## [Aim of the task]
Pick out every row that contains the string "message" and copy each of those rows.

(Element placement data)
————

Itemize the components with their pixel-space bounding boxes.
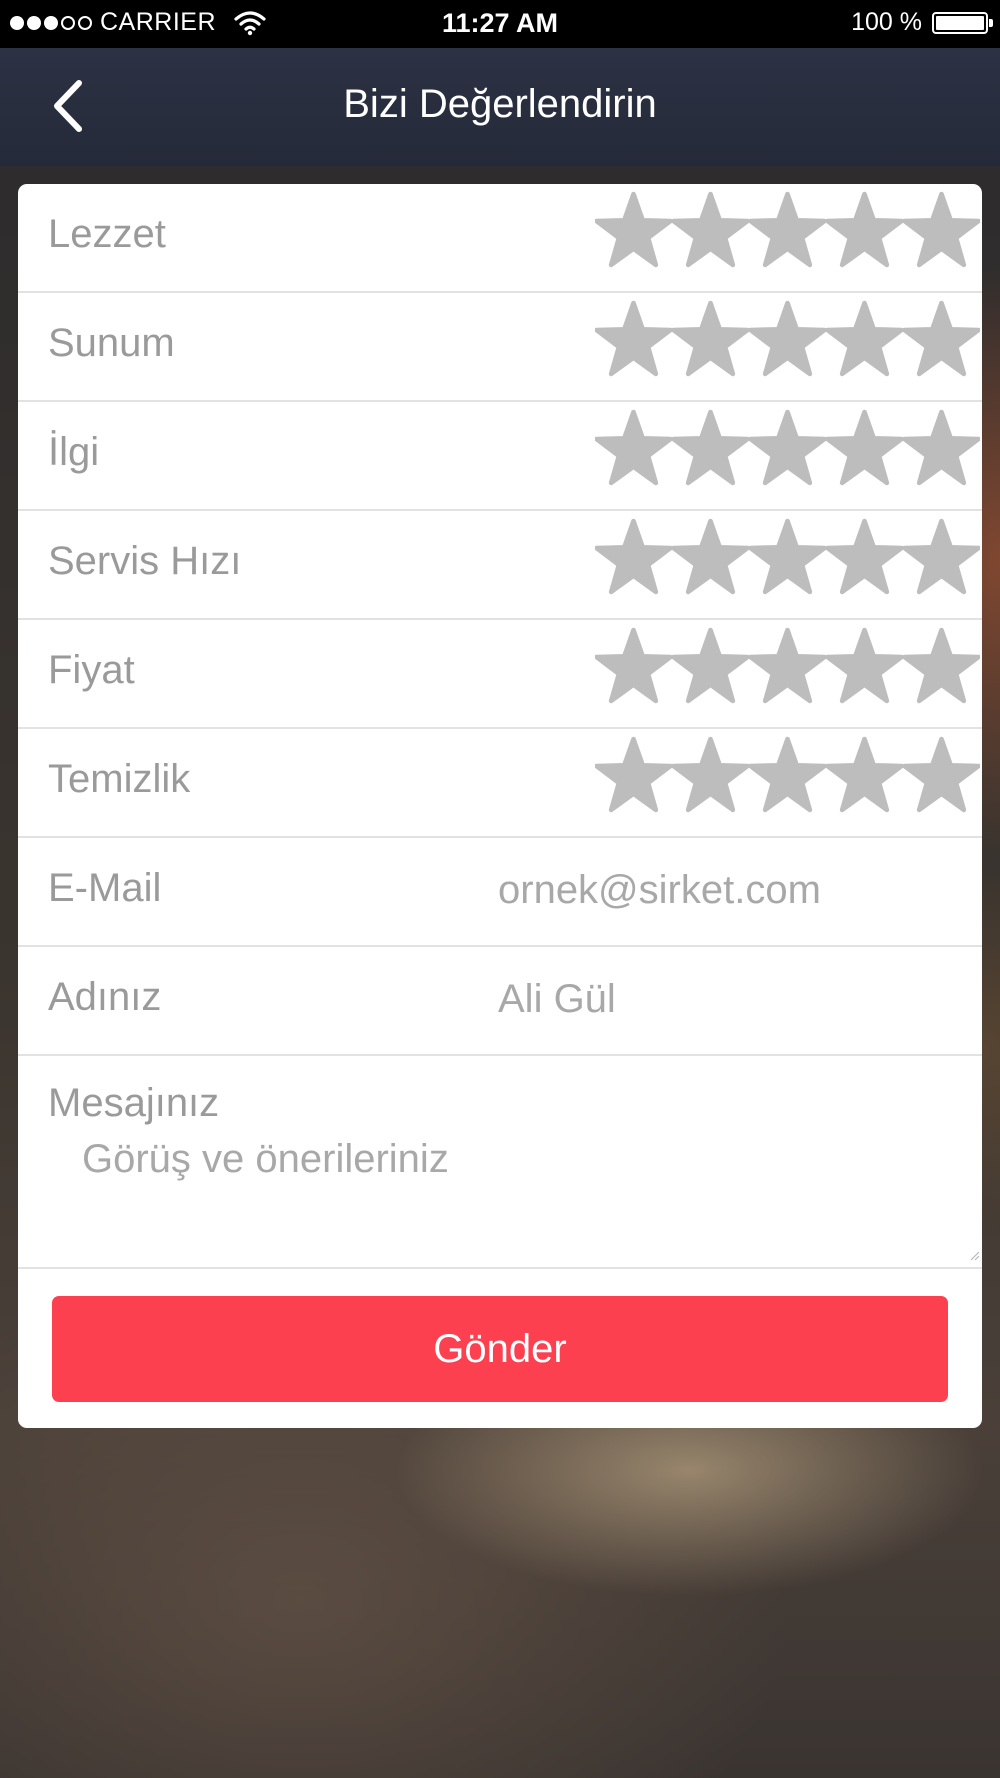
rating-label: Fiyat: [48, 648, 135, 692]
rating-row-fiyat: Fiyat: [18, 620, 982, 729]
email-field[interactable]: [498, 858, 958, 922]
star-rating[interactable]: [595, 736, 980, 813]
rating-row-servis-hizi: Servis Hızı: [18, 511, 982, 620]
rating-label: Sunum: [48, 321, 175, 365]
star-rating[interactable]: [595, 518, 980, 595]
star-icon[interactable]: [749, 736, 826, 813]
message-label: Mesajınız: [48, 1081, 220, 1125]
rating-label: İlgi: [48, 430, 100, 474]
star-icon[interactable]: [903, 191, 980, 268]
star-icon[interactable]: [595, 409, 672, 486]
star-icon[interactable]: [749, 518, 826, 595]
star-icon[interactable]: [595, 191, 672, 268]
star-icon[interactable]: [826, 518, 903, 595]
navigation-bar: Bizi Değerlendirin: [0, 48, 1000, 166]
star-icon[interactable]: [749, 409, 826, 486]
rating-label: Lezzet: [48, 212, 166, 256]
star-icon[interactable]: [595, 518, 672, 595]
star-icon[interactable]: [826, 300, 903, 377]
resize-grip-icon[interactable]: [968, 1249, 980, 1261]
rating-label: Servis Hızı: [48, 539, 242, 583]
star-icon[interactable]: [903, 627, 980, 704]
rating-row-lezzet: Lezzet: [18, 184, 982, 293]
star-icon[interactable]: [826, 627, 903, 704]
star-icon[interactable]: [672, 518, 749, 595]
star-icon[interactable]: [749, 191, 826, 268]
rating-form-card: Lezzet Sunum İlgi Servis Hızı Fiyat Temi…: [18, 184, 982, 1428]
star-icon[interactable]: [595, 300, 672, 377]
star-icon[interactable]: [672, 191, 749, 268]
rating-row-sunum: Sunum: [18, 293, 982, 402]
battery-icon: [932, 11, 993, 34]
star-icon[interactable]: [749, 300, 826, 377]
star-icon[interactable]: [672, 300, 749, 377]
star-icon[interactable]: [672, 627, 749, 704]
star-icon[interactable]: [672, 736, 749, 813]
battery-nub: [989, 18, 993, 27]
star-icon[interactable]: [903, 518, 980, 595]
star-rating[interactable]: [595, 409, 980, 486]
rating-label: Temizlik: [48, 757, 191, 801]
name-field[interactable]: [498, 967, 958, 1031]
email-label: E-Mail: [48, 866, 162, 910]
status-right: 100 %: [851, 8, 993, 37]
submit-button[interactable]: Gönder: [52, 1296, 948, 1402]
star-icon[interactable]: [903, 736, 980, 813]
star-rating[interactable]: [595, 627, 980, 704]
message-row: Mesajınız: [18, 1053, 982, 1269]
battery-percentage: 100 %: [851, 8, 922, 36]
rating-row-ilgi: İlgi: [18, 402, 982, 511]
star-icon[interactable]: [826, 736, 903, 813]
message-textarea[interactable]: [82, 1137, 962, 1257]
star-icon[interactable]: [595, 736, 672, 813]
battery-level: [936, 15, 984, 30]
name-row: Adınız: [18, 947, 982, 1056]
star-icon[interactable]: [903, 409, 980, 486]
star-icon[interactable]: [903, 300, 980, 377]
status-time: 11:27 AM: [441, 8, 559, 38]
star-icon[interactable]: [826, 409, 903, 486]
name-label: Adınız: [48, 975, 162, 1019]
star-icon[interactable]: [595, 627, 672, 704]
star-icon[interactable]: [672, 409, 749, 486]
star-rating[interactable]: [595, 300, 980, 377]
star-rating[interactable]: [595, 191, 980, 268]
page-title: Bizi Değerlendirin: [343, 82, 657, 126]
rating-row-temizlik: Temizlik: [18, 729, 982, 838]
email-row: E-Mail: [18, 838, 982, 947]
star-icon[interactable]: [749, 627, 826, 704]
status-bar: CARRIER 11:27 AM 100 %: [0, 0, 1000, 48]
star-icon[interactable]: [826, 191, 903, 268]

————

## [Response for this exercise]
message-label: Mesajınız: [48, 1081, 220, 1125]
message-row: Mesajınız: [18, 1053, 982, 1269]
message-textarea[interactable]: [82, 1137, 962, 1257]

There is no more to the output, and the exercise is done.